WHAT TO WORK ON:
Go through the records and show each line where the word "discounts" occurs.

ENTRIES:
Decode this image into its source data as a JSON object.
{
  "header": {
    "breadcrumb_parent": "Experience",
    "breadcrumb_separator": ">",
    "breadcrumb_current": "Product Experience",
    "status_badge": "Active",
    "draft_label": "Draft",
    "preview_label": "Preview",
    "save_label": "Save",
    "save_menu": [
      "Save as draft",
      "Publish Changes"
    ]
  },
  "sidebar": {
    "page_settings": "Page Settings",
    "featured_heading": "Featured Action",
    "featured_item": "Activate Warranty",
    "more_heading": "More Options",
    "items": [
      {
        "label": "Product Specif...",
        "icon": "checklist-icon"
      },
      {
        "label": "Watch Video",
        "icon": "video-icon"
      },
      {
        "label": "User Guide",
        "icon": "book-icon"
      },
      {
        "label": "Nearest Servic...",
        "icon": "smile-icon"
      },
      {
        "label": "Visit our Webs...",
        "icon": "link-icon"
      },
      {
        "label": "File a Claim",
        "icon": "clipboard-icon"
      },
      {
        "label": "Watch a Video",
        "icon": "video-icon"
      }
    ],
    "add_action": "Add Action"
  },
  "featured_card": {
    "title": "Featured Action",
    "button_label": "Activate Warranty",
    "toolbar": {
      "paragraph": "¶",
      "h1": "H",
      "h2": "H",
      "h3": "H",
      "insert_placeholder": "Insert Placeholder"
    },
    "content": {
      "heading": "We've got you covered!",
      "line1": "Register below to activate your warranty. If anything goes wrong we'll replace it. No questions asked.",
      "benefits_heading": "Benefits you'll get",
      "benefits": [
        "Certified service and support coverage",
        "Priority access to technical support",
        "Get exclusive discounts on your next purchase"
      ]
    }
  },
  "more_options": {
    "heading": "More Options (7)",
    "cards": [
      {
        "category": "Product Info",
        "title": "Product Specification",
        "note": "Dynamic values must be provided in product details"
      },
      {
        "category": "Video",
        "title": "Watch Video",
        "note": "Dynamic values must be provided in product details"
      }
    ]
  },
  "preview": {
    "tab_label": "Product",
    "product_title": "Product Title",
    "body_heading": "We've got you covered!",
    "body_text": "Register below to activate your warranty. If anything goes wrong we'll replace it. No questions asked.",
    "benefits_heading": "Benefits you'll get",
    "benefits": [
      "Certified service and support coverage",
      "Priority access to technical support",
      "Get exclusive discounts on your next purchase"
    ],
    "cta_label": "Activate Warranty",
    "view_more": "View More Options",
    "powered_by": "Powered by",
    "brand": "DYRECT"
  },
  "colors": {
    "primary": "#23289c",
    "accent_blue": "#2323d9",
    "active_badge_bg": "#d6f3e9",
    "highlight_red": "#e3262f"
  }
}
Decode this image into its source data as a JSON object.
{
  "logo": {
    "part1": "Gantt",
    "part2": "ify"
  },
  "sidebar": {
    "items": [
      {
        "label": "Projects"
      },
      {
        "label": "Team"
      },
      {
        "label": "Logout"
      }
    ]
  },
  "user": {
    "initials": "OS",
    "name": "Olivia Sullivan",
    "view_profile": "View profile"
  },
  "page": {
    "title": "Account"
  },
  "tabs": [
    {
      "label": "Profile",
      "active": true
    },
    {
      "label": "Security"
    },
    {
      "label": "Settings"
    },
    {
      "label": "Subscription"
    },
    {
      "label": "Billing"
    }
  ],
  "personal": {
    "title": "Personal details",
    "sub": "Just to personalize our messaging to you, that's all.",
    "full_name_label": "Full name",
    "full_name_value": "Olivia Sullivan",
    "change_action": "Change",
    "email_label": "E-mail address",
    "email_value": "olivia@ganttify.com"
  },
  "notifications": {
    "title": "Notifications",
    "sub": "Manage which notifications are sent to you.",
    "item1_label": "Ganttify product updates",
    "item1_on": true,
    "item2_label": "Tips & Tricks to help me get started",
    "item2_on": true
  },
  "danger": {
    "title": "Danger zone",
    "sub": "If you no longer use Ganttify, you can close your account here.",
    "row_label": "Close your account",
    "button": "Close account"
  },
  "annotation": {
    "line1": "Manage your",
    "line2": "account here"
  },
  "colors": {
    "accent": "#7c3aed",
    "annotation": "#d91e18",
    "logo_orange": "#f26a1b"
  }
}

RESPONSE TO THIS EXERCISE:
        "Get exclusive discounts on your next purchase"
      "Get exclusive discounts on your next purchase"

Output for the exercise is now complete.